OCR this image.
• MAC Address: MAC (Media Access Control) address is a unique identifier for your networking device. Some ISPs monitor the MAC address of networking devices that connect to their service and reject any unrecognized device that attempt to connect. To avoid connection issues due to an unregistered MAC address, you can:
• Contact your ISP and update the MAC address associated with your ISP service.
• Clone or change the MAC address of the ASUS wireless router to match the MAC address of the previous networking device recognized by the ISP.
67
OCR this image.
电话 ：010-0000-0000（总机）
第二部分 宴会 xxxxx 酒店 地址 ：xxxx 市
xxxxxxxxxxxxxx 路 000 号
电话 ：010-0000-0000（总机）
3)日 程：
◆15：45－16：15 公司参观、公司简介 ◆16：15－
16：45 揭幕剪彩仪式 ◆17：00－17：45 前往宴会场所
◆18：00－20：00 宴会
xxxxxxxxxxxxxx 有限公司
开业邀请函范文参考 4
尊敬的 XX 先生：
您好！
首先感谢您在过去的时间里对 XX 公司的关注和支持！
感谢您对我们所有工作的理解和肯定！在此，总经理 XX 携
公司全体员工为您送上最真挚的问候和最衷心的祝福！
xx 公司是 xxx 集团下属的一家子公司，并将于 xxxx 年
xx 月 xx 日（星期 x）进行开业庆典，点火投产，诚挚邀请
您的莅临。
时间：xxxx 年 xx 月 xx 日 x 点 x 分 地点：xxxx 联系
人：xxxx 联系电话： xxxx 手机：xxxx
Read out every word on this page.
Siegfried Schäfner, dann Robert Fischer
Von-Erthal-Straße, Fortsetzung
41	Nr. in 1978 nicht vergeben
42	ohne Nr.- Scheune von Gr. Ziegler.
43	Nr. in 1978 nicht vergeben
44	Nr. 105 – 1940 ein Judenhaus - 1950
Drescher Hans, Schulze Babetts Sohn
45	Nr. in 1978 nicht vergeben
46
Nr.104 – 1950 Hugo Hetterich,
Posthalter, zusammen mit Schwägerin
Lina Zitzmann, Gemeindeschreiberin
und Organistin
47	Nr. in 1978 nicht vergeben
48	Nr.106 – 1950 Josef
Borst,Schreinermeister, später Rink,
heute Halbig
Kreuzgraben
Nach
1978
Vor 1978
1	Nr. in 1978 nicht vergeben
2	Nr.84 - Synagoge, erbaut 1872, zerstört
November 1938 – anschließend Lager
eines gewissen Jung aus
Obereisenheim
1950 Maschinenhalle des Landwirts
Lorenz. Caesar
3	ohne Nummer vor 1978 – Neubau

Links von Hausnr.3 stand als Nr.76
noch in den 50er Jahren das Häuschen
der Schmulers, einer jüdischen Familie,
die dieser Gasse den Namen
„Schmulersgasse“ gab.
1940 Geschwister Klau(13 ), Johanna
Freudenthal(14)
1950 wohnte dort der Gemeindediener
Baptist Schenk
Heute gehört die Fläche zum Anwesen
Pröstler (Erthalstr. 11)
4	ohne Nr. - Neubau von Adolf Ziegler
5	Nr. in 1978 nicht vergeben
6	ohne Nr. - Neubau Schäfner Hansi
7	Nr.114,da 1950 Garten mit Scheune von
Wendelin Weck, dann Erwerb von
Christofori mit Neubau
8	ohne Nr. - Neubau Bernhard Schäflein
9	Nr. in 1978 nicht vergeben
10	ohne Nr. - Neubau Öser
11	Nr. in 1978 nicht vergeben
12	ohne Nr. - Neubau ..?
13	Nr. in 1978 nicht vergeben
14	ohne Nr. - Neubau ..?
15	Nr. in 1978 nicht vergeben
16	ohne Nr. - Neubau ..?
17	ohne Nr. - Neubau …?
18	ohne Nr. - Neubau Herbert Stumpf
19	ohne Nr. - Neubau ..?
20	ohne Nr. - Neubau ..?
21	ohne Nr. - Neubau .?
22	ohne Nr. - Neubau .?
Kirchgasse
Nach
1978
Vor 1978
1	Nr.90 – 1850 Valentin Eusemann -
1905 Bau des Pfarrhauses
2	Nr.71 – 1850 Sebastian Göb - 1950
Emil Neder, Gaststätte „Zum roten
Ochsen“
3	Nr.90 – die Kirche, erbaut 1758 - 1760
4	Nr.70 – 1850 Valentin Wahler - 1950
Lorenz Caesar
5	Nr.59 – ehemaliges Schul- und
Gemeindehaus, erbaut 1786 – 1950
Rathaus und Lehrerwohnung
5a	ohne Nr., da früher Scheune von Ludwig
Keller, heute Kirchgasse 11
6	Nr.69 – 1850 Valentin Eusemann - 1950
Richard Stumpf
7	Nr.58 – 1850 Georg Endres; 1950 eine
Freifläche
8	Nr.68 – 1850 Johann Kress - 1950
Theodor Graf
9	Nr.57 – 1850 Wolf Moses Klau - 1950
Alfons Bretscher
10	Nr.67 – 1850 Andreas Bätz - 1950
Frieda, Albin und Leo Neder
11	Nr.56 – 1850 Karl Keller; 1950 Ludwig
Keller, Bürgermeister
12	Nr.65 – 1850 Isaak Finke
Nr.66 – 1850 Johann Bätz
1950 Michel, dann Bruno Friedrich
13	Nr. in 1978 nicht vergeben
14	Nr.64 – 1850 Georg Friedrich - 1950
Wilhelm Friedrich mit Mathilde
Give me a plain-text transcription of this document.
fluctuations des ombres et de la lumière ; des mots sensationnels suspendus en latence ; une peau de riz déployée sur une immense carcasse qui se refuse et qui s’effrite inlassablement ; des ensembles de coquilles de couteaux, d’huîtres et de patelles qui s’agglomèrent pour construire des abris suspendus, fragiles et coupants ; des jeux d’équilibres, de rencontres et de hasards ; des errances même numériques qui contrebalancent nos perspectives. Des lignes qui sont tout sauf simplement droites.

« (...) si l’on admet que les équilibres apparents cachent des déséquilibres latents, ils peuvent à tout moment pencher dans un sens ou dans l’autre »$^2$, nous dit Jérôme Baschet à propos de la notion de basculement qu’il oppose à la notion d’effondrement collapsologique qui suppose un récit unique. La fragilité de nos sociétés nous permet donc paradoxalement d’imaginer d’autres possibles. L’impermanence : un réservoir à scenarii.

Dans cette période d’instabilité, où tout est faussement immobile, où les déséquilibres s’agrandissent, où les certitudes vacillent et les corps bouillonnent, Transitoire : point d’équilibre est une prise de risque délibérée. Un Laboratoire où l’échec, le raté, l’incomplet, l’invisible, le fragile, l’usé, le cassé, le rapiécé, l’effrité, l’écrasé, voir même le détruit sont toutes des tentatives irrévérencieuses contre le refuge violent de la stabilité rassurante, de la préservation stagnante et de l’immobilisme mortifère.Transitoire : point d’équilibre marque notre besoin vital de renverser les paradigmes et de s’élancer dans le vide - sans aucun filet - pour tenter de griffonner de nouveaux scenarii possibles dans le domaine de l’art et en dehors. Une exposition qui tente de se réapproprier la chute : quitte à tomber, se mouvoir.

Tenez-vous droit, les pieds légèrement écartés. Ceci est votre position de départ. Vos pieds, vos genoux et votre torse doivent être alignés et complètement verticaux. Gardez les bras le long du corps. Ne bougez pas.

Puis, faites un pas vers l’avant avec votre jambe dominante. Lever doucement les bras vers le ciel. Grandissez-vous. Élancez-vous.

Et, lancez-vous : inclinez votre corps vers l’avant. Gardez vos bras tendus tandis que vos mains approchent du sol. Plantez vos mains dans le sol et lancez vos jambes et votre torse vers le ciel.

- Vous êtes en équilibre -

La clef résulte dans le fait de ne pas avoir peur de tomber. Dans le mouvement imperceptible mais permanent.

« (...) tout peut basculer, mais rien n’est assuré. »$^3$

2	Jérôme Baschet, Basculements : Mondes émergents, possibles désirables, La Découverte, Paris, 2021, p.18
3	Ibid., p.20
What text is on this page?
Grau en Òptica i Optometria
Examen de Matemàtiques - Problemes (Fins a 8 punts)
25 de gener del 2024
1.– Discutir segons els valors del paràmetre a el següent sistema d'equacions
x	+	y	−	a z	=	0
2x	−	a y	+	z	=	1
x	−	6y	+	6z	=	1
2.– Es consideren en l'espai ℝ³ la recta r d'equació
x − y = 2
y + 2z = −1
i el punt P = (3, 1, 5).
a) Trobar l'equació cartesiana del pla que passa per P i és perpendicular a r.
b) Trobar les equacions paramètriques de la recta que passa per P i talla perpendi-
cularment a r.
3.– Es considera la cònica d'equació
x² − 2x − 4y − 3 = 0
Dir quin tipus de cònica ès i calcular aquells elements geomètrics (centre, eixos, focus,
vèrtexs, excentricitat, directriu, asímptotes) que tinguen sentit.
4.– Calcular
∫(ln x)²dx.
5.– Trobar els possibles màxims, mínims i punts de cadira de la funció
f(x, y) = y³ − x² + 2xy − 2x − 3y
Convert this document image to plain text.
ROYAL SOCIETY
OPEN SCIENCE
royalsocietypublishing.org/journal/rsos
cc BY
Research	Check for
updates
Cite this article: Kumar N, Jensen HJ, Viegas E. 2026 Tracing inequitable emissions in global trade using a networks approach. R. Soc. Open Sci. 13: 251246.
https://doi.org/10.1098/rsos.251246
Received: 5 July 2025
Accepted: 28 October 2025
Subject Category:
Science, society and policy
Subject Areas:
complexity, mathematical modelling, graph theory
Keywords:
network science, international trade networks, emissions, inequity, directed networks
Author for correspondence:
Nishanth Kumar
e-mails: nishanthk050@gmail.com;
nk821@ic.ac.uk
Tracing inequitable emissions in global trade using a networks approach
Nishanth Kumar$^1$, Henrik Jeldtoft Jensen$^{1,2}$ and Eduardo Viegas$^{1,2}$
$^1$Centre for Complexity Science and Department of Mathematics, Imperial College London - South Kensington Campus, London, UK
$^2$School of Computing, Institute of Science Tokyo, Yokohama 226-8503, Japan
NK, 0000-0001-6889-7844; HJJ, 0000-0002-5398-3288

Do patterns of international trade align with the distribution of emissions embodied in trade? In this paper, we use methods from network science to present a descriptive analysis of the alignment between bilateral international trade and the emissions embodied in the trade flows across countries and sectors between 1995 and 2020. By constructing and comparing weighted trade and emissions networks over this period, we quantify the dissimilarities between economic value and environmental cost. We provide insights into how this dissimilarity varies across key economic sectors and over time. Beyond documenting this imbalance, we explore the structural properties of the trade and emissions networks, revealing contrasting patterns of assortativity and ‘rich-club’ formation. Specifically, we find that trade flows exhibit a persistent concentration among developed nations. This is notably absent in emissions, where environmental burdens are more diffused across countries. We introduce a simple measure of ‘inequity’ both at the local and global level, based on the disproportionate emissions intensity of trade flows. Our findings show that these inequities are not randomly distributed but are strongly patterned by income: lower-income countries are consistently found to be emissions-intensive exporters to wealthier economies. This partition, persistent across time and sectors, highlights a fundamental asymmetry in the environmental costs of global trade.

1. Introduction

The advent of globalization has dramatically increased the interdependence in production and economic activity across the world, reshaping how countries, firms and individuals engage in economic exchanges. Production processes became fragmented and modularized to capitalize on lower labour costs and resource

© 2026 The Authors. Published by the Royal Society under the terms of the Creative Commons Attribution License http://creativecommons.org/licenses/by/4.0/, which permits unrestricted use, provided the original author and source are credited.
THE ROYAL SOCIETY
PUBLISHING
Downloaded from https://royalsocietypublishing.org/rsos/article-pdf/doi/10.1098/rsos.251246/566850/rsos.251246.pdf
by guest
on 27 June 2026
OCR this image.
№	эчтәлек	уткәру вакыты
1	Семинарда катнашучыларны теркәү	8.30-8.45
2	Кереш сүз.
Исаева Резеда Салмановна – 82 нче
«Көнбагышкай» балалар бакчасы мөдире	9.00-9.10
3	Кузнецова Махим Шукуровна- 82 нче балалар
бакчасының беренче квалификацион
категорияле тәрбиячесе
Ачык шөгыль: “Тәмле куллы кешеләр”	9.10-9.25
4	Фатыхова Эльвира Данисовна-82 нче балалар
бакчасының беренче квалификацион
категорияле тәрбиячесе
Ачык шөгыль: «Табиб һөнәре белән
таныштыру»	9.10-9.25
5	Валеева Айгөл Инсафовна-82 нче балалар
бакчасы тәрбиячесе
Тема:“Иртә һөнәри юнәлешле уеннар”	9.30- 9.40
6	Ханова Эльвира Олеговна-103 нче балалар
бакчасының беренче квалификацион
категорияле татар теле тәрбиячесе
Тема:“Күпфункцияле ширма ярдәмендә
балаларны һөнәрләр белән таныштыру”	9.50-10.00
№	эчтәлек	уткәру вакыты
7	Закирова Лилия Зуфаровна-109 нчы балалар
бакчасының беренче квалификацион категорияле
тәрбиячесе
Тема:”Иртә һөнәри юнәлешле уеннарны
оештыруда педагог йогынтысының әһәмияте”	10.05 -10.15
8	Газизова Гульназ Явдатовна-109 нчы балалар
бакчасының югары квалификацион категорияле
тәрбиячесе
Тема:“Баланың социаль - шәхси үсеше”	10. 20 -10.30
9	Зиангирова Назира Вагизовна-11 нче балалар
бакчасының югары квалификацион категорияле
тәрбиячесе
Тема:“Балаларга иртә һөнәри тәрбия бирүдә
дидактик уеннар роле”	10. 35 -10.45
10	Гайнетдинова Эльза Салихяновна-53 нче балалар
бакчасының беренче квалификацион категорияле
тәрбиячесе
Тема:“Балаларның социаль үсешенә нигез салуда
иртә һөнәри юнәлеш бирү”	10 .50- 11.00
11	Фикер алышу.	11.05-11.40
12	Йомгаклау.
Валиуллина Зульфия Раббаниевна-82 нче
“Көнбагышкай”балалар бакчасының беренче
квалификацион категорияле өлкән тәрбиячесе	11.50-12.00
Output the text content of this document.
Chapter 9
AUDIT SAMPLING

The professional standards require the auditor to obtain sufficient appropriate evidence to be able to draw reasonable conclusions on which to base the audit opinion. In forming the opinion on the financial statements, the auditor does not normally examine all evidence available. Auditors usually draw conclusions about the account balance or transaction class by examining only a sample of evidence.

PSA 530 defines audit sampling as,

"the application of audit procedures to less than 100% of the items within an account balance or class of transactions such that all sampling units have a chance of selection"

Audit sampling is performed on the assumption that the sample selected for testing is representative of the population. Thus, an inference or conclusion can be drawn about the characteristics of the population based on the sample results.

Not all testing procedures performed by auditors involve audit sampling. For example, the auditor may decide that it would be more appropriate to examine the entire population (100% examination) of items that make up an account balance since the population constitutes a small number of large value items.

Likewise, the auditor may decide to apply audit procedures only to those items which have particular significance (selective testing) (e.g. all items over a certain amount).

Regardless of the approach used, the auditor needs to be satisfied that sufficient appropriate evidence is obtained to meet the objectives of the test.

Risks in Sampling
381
++++++
## Exercise
Copy each line of the data above that holds "based".

## Finished answer
Do patterns of international trade align with the distribution of emissions embodied in trade? In this paper, we use methods from network science to present a descriptive analysis of the alignment between bilateral international trade and the emissions embodied in the trade flows across countries and sectors between 1995 and 2020. By constructing and comparing weighted trade and emissions networks over this period, we quantify the dissimilarities between economic value and environmental cost. We provide insights into how this dissimilarity varies across key economic sectors and over time. Beyond documenting this imbalance, we explore the structural properties of the trade and emissions networks, revealing contrasting patterns of assortativity and ‘rich-club’ formation. Specifically, we find that trade flows exhibit a persistent concentration among developed nations. This is notably absent in emissions, where environmental burdens are more diffused across countries. We introduce a simple measure of ‘inequity’ both at the local and global level, based on the disproportionate emissions intensity of trade flows. Our findings show that these inequities are not randomly distributed but are strongly patterned by income: lower-income countries are consistently found to be emissions-intensive exporters to wealthier economies. This partition, persistent across time and sectors, highlights a fundamental asymmetry in the environmental costs of global trade.
Audit sampling is performed on the assumption that the sample selected for testing is representative of the population. Thus, an inference or conclusion can be drawn about the characteristics of the population based on the sample results.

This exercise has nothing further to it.